* **SET PROBLEM**: In the material below, list every line carrying the string "ylabel".

Recorded data

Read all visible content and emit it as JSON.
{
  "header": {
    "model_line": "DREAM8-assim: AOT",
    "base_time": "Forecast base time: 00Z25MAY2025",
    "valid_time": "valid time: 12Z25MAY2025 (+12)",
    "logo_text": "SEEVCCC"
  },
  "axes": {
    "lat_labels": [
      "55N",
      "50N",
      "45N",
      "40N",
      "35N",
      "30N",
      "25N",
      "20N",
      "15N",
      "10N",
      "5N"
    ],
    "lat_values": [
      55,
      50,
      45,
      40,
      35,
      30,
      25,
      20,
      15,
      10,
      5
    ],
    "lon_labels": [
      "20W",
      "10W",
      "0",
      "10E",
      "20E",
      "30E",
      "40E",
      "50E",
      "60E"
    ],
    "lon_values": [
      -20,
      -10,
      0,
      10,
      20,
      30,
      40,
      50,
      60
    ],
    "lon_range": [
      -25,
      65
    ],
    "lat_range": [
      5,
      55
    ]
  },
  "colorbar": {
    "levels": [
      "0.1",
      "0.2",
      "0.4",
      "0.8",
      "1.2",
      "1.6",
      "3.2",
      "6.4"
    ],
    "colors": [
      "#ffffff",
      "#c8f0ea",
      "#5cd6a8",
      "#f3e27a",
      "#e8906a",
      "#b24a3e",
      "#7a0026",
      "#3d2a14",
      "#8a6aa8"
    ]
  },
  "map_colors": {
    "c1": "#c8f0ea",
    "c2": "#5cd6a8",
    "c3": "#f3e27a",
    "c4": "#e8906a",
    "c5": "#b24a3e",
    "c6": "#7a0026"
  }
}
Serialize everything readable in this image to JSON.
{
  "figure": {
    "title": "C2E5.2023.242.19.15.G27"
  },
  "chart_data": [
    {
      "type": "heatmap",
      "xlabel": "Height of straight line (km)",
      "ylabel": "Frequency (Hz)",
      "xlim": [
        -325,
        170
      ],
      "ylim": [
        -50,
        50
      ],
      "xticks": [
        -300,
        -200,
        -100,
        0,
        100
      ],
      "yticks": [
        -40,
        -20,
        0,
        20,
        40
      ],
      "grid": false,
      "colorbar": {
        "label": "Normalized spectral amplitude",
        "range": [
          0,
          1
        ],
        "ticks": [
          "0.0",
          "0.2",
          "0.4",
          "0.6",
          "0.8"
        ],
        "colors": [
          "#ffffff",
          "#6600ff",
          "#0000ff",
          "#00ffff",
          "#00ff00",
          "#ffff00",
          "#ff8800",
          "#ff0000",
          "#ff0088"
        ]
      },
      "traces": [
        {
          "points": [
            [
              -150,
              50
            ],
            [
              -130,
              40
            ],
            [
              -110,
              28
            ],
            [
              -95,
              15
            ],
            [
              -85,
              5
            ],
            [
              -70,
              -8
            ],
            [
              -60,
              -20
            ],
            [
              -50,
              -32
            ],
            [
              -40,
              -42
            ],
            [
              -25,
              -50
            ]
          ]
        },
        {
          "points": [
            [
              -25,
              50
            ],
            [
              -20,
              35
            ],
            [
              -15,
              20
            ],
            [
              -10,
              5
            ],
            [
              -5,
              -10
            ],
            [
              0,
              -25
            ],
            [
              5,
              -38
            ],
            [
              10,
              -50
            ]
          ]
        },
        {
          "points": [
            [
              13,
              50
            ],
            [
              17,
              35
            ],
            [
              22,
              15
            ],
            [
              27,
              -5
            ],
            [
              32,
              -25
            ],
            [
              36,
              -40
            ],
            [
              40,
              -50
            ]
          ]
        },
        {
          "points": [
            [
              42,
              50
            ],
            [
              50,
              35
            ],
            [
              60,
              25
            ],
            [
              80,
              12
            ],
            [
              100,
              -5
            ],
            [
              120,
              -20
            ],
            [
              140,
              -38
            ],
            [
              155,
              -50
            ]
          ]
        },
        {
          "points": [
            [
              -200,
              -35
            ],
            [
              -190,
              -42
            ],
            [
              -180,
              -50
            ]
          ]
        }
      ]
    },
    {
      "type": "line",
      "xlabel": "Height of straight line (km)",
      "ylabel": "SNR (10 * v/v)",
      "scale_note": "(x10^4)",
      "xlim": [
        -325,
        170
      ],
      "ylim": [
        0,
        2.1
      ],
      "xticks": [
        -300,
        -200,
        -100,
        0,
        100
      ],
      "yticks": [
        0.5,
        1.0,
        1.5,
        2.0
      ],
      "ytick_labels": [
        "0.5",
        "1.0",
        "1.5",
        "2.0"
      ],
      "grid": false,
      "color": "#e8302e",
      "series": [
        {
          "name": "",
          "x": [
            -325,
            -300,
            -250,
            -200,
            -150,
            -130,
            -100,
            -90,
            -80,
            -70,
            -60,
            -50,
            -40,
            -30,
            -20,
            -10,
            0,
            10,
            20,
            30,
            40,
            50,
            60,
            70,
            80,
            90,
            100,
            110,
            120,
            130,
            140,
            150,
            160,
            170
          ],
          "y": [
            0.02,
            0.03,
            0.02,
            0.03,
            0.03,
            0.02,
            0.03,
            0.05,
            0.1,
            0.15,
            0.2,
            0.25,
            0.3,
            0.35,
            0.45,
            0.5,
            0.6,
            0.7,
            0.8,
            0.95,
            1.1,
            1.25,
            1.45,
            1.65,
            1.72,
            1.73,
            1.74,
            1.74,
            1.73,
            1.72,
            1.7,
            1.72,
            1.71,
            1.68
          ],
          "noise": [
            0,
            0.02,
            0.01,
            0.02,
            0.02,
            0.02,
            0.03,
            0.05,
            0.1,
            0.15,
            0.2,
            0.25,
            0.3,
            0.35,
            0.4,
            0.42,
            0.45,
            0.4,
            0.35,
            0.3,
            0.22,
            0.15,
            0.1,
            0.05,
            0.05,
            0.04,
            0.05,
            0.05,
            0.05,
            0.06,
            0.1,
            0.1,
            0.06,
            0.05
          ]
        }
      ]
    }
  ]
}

* **TASK OUTPUT**:
      "ylabel": "Frequency (Hz)",
      "ylabel": "SNR (10 * v/v)",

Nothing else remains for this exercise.